In years past, there’s been no shortage of debate over whether there should even be a Black History Month. Shukree Hassan Tilghman’s 2012 film, “More than a Month offers an excellent account of the long and ongoing debate about the need and value of African American history’s allotted time on the calendar. There could be no question, though, that the Trump White House, with its many attempts to engage the African American past, was hoping to improve its political footing, not weaken it.

But the rest of February didn’t get much better. In response to a question about Coretta Scott-King’s 1986 condemnation of Jeff Sessions, Press Secretary Sean Spicer said he’d hoped, if alive, Scott-King would support Sessions’s 2016 nomination for Attorney General (doubtful). The Department of Education tweeted about W. E. B. Du Bois, only to misspell his name. The Trump Administration even revised the history of black colleges and universities (HBCUs) to fit its own talking points. Established as necessary sanctuaries against racism in higher education, HBCUs became, according to Education Secretary Besty DeVos, towering examples of the time-worn success of “school choice.” Throughout Black History month, the White House’s self-inflicted missteps provided rich material for commentary or comedy, and its own hashtag: #alternativeblacks.

Not whither Black History Month, but how?

Amrita Chakrabarti Myers, a professor at the Indiana University, noted, “When I travel for Black History Month to give talks, it’s not really the black students that I’m talking to.” Myers admitted that the smattering of black students at predominantly white institutions are “excited that I’m there,” but at most places the people packing auditoriums are white.

Myers believes that people who might not be open to learning about the history of racial injustice at, perhaps, a Black Lives Matter event, are more likely to attend a Black History Month function. And it’s important to reach those unfamiliar with the African American past. “When we get those folks in the door,” she said, “we have a chance to do some real teaching and some real educating to folks who literally have no clue about black history.”

The question of white reception and acceptability has shaped the reception of African American history since before the mid-1920s, when Carter G. Woodson, a black Harvard graduate, established “Negro History Week.” Woodson was intent on highlighting black contributions to American history and culture. He also helped launched a moment in which African American historians, like Du Bois and John Hope Franklin, made it their mission to push white audiences to integrate black history into the mainstream.

More political than not

People on both ends of the political spectrum see Black History Month as an important political opening. Historians often find themselves stretched to meet all of the invitations to speak at K-12 schools, government offices, and at university gatherings. Political commentators and reporters use the time to make greater demands on their audiences to consider the importance of racial justice or black representation. And in a moment where political and commercial concerns collide, February even allows corporations to safely target black consumers without fear of being considered negligent to “mainstream” (i.e. white) concerns.

§ What is required
Copy word for word the part of the Black History Month article above from "People on both" to "(i.e. white) concerns.".

§ Records shown
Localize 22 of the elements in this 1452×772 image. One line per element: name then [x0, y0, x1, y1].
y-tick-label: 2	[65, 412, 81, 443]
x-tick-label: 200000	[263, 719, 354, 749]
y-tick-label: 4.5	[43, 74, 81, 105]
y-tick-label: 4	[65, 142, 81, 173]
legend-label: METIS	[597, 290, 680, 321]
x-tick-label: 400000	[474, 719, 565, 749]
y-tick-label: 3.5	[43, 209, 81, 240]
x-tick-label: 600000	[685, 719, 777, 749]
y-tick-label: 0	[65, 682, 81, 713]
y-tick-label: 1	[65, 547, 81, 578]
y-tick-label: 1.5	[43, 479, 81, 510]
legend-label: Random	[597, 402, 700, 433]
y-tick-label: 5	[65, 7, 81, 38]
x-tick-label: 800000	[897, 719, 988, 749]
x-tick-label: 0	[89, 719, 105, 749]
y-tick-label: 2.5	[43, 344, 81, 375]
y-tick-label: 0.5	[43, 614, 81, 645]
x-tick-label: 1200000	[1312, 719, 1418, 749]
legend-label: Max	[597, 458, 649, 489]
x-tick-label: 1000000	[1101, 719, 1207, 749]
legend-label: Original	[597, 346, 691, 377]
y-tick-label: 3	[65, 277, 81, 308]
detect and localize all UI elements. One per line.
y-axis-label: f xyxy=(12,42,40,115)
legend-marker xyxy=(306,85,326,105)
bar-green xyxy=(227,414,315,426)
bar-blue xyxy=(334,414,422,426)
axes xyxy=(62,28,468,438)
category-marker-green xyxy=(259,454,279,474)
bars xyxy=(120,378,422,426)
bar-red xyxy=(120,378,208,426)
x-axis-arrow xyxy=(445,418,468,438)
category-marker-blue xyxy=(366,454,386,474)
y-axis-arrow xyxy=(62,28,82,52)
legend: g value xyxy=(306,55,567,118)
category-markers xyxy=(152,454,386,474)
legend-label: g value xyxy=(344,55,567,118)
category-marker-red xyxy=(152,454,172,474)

§ Exercise answer
People on both ends of the political spectrum see Black History Month as an important political opening. Historians often find themselves stretched to meet all of the invitations to speak at K-12 schools, government offices, and at university gatherings. Political commentators and reporters use the time to make greater demands on their audiences to consider the importance of racial justice or black representation. And in a moment where political and commercial concerns collide, February even allows corporations to safely target black consumers without fear of being considered negligent to “mainstream” (i.e. white) concerns.